[Stored data]

-- Begin --

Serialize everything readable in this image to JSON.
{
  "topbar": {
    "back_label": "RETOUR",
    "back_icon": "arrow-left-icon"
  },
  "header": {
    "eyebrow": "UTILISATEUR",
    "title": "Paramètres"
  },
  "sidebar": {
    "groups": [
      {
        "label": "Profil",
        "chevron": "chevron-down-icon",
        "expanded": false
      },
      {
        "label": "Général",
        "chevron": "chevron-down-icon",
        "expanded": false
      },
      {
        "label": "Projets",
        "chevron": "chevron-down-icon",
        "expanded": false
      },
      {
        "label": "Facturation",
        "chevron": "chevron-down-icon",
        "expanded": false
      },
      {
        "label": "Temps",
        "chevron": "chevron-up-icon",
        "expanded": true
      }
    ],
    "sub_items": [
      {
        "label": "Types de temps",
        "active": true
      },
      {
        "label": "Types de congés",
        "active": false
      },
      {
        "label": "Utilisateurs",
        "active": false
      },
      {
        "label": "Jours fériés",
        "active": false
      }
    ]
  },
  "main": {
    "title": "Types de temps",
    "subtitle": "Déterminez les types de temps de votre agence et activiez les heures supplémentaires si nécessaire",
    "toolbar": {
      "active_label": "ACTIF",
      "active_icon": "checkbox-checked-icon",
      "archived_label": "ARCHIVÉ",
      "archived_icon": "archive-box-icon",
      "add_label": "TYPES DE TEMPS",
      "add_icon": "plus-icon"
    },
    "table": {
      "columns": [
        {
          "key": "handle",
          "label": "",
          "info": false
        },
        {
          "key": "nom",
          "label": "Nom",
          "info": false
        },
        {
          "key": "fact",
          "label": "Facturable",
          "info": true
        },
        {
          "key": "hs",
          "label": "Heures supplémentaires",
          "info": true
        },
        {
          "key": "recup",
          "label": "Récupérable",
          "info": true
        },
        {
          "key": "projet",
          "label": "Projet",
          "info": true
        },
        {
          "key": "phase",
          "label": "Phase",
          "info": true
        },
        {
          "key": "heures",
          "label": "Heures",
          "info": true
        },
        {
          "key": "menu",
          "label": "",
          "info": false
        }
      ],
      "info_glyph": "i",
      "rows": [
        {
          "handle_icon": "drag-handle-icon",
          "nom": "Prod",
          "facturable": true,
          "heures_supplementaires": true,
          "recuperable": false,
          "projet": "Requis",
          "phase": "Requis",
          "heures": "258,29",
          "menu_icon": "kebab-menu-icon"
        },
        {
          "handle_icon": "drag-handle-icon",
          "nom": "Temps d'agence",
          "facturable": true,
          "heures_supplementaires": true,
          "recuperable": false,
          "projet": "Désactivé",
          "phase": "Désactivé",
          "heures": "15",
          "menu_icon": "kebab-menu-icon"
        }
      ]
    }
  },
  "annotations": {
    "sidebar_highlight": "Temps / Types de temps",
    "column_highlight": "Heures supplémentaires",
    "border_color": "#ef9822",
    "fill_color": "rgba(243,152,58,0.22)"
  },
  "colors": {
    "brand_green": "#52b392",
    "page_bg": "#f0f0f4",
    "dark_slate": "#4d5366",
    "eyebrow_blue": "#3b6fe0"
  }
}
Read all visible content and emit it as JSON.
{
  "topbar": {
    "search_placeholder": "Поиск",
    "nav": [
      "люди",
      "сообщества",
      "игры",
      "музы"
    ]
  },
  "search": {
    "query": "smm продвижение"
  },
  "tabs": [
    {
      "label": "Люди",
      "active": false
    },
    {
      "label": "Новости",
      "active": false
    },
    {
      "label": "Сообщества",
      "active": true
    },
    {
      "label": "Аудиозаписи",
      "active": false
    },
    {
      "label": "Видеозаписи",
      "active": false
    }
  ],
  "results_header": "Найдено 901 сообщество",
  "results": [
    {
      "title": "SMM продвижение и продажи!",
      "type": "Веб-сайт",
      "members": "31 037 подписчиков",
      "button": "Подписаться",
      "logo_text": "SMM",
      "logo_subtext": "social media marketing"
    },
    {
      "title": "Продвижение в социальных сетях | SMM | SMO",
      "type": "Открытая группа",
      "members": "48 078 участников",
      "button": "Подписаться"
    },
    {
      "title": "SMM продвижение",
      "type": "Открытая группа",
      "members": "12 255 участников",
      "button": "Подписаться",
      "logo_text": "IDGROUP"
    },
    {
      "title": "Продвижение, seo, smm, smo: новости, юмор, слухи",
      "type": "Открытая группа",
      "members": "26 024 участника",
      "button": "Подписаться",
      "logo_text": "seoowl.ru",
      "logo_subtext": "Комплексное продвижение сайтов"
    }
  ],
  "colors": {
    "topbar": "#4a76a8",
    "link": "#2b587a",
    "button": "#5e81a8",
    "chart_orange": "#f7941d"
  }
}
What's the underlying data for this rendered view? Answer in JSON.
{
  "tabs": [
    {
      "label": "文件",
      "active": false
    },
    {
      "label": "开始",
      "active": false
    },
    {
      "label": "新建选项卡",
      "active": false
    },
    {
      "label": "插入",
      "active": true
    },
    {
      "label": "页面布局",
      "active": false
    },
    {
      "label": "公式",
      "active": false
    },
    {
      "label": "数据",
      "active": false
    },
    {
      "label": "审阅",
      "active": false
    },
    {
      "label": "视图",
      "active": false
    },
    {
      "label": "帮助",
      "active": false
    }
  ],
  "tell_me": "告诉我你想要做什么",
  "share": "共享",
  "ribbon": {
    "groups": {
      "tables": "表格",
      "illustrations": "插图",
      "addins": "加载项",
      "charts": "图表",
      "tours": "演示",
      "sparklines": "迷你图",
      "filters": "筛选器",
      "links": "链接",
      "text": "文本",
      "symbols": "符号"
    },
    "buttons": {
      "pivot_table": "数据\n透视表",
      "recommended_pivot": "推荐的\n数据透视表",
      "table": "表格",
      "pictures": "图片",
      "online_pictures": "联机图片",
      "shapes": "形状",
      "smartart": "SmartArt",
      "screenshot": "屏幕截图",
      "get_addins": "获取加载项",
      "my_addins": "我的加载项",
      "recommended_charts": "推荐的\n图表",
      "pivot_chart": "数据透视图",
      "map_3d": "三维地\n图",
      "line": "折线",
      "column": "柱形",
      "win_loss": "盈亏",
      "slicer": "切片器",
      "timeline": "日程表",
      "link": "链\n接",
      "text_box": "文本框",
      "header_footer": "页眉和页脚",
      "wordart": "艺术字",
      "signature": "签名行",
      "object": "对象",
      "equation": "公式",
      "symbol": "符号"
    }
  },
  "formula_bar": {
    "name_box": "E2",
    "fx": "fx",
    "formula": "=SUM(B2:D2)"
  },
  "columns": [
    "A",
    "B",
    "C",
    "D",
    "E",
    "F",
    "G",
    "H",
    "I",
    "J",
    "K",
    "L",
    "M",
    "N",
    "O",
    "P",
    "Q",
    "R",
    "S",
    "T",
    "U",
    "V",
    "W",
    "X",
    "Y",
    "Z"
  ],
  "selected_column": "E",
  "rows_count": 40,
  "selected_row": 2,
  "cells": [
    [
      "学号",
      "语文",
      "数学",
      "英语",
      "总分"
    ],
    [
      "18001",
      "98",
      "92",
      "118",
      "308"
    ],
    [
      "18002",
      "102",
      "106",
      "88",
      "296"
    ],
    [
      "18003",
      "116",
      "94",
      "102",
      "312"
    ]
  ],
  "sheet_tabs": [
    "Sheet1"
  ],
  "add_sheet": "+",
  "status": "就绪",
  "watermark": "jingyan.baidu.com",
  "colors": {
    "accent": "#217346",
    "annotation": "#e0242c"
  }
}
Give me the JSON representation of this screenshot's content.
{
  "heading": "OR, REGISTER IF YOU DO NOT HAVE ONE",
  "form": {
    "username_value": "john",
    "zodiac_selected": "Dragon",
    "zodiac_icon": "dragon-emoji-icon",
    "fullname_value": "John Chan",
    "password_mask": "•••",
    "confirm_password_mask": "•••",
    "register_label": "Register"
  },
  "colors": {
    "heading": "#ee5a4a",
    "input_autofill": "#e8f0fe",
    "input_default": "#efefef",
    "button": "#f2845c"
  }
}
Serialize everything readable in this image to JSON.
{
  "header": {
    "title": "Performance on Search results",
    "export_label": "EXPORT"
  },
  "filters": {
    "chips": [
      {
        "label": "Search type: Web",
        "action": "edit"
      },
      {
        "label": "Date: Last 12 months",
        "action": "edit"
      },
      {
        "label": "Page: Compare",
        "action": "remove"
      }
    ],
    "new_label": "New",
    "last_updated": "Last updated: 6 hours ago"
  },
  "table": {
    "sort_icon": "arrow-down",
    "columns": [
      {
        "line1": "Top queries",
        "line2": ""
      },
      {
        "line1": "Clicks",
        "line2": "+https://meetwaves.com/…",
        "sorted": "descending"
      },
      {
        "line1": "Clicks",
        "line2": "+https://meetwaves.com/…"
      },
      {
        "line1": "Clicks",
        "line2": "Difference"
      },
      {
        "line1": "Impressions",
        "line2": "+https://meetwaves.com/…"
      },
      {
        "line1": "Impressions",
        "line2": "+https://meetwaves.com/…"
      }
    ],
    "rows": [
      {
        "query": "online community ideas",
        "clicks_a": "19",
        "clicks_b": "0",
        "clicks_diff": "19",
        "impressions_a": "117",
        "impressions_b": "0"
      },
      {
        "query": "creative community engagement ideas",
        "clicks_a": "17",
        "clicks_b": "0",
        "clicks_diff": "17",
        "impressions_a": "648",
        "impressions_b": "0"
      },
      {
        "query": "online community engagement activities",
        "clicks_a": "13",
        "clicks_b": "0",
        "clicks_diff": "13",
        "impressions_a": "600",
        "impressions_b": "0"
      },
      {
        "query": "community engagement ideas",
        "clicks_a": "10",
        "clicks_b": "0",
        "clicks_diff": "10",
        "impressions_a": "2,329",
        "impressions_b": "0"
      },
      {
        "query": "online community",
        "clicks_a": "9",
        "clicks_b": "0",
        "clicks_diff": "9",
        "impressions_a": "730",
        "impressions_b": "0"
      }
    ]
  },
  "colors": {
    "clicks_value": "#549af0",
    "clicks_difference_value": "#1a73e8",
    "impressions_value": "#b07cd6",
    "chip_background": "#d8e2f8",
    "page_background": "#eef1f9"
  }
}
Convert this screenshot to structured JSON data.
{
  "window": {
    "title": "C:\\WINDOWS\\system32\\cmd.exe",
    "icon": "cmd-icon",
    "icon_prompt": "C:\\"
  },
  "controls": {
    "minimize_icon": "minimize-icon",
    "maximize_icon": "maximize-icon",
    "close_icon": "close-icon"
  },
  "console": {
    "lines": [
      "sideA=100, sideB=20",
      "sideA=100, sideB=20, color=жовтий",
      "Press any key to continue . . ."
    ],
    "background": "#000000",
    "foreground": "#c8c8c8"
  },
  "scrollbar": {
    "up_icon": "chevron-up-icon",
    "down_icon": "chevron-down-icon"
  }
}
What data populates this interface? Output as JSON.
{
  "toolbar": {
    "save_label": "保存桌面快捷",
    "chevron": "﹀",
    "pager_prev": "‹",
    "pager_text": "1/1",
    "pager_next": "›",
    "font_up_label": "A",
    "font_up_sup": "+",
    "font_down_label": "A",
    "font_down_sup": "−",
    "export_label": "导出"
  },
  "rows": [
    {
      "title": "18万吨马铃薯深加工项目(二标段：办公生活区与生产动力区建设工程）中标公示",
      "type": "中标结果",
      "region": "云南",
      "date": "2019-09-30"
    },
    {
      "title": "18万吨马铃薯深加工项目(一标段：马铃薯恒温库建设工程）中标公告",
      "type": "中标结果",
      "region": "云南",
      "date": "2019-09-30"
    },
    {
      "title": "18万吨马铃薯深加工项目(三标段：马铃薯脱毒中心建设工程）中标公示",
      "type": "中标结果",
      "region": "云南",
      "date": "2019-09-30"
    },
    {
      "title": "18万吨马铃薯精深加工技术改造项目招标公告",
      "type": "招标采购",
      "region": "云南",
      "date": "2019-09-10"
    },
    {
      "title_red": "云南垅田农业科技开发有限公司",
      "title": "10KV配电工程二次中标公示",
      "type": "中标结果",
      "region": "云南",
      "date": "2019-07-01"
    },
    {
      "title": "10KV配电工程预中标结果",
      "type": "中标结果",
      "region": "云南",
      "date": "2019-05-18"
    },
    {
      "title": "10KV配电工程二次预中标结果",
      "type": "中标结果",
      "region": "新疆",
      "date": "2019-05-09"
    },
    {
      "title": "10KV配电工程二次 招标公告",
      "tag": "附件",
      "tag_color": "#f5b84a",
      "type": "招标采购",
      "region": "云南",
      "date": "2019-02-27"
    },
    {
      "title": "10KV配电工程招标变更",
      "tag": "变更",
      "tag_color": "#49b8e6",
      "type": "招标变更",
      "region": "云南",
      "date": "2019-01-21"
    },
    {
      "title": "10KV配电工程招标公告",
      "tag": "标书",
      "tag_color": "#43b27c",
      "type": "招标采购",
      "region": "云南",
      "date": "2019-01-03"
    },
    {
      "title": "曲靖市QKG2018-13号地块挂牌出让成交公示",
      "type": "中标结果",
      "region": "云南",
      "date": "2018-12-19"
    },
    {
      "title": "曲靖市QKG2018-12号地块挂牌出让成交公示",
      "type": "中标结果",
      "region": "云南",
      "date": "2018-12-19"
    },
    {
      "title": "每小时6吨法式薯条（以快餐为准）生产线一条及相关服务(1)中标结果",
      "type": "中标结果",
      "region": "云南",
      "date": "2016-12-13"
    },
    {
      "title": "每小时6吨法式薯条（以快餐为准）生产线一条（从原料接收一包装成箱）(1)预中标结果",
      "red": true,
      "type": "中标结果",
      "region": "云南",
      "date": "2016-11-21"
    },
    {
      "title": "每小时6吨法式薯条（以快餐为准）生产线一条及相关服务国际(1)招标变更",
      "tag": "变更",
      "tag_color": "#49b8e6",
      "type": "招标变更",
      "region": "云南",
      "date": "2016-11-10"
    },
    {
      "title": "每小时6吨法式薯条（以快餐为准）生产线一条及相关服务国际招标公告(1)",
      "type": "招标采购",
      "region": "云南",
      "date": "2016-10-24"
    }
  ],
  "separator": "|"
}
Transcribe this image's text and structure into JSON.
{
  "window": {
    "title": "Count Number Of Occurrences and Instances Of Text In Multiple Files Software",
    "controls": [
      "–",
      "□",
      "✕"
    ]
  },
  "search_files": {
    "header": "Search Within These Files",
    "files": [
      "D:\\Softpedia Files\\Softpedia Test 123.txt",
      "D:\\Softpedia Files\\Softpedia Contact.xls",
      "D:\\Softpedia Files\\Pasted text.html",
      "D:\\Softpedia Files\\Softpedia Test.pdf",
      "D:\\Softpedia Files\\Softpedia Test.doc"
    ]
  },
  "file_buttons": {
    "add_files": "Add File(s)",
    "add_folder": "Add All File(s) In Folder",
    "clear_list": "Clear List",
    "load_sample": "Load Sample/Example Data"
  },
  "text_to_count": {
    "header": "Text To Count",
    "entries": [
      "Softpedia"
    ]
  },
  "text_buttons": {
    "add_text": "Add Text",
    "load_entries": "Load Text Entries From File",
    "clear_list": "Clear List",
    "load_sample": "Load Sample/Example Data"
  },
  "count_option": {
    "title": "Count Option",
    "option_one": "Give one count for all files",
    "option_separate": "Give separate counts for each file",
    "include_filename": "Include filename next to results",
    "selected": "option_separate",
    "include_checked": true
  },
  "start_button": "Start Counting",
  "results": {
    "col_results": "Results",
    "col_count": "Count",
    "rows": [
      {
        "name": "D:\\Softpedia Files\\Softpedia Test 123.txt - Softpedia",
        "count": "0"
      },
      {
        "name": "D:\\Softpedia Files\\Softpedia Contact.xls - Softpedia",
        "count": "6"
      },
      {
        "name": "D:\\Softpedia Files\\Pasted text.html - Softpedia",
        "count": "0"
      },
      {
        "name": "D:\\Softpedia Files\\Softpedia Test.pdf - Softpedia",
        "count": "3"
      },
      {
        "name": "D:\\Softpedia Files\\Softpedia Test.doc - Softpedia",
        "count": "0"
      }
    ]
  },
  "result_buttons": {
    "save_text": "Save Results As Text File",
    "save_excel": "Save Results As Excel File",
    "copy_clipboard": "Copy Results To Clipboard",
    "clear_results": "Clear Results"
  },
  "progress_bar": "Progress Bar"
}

-- End --

## THE PROBLEM
Pick out every line holding the string "arrow" and return it.

## WORKED ANSWER
    "back_icon": "arrow-left-icon"
    "sort_icon": "arrow-down",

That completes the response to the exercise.